[start of ROWS]

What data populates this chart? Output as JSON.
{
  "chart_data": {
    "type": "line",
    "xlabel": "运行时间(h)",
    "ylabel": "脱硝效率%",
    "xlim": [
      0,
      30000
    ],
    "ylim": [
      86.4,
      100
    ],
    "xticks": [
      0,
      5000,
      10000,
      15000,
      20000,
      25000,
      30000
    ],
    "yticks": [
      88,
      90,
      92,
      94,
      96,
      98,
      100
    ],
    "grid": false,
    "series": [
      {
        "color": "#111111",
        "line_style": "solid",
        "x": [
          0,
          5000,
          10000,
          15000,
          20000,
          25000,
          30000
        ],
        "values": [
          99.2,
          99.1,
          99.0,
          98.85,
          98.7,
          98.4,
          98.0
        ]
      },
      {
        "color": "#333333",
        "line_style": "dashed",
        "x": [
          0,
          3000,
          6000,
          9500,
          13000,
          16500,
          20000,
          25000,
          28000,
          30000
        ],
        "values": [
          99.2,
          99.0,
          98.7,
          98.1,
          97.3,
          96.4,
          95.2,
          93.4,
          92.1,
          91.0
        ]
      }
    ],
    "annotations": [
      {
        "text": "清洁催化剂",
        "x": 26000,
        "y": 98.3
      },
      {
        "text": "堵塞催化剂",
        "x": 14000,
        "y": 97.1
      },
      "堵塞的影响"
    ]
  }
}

[end of ROWS]
[start of ROWS]

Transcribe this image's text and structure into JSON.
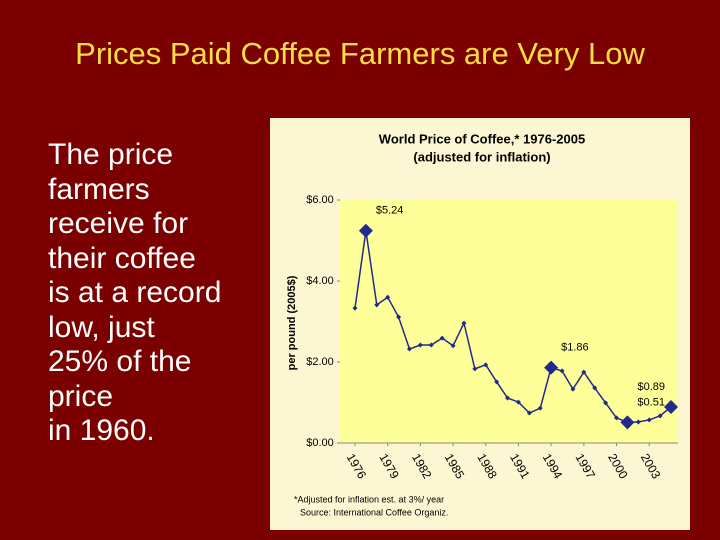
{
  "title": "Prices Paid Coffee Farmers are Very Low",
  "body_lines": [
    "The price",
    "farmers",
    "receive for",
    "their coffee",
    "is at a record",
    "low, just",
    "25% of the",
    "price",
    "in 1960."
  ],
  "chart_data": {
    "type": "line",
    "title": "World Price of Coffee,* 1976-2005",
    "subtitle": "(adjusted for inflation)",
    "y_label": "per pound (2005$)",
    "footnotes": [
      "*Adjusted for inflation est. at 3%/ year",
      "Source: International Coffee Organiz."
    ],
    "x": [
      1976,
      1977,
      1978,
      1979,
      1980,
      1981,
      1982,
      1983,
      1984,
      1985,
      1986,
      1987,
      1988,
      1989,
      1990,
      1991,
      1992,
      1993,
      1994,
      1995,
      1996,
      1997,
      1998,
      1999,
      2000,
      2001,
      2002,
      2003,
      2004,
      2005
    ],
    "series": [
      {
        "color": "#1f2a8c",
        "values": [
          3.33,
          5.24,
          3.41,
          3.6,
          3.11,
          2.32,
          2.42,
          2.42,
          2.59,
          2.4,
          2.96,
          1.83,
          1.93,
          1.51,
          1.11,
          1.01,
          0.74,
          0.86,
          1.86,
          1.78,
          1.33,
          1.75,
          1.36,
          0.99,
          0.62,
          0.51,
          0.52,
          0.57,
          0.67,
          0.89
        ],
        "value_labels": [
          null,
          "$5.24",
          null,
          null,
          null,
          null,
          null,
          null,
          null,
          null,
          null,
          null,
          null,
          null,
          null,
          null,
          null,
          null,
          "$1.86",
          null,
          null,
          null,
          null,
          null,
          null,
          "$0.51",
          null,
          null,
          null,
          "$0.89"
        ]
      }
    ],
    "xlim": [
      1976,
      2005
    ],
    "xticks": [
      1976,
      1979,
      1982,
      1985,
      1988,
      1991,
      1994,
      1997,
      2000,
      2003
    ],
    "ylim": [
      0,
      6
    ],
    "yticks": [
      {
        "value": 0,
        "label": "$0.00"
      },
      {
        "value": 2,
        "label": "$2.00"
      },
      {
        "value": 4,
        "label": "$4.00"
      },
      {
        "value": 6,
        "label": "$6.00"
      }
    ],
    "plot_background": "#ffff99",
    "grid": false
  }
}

[end of ROWS]
[start of ROWS]

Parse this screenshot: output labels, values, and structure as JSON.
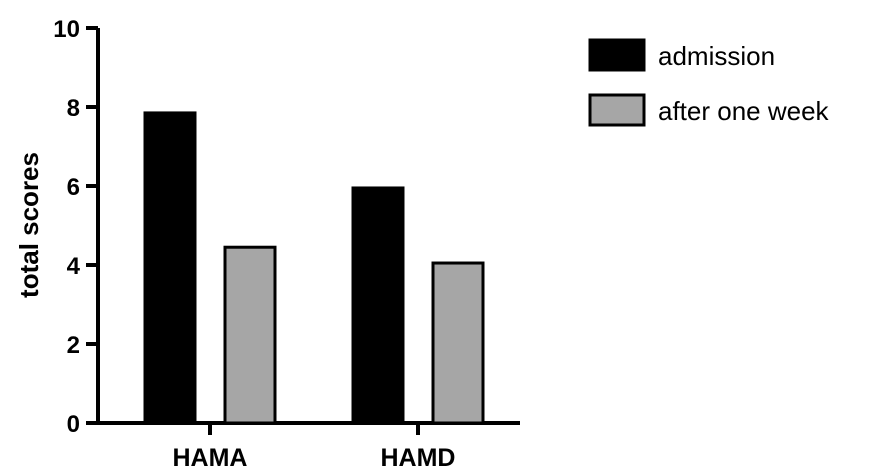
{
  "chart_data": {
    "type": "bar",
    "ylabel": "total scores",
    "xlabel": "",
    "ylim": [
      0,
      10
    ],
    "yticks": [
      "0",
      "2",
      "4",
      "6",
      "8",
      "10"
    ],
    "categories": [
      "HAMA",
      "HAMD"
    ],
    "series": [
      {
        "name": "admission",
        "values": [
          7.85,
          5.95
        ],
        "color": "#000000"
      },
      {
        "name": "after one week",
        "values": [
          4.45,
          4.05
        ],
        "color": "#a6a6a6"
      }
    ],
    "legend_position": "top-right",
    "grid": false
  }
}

[end of ROWS]

* TASK DESCRIPTION
Copy every line from the records above that contains the word "text".

* RESULT OF THE TASK
        "text": "清洁催化剂",
        "text": "堵塞催化剂",
Transcribe this image's text and structure into JSON.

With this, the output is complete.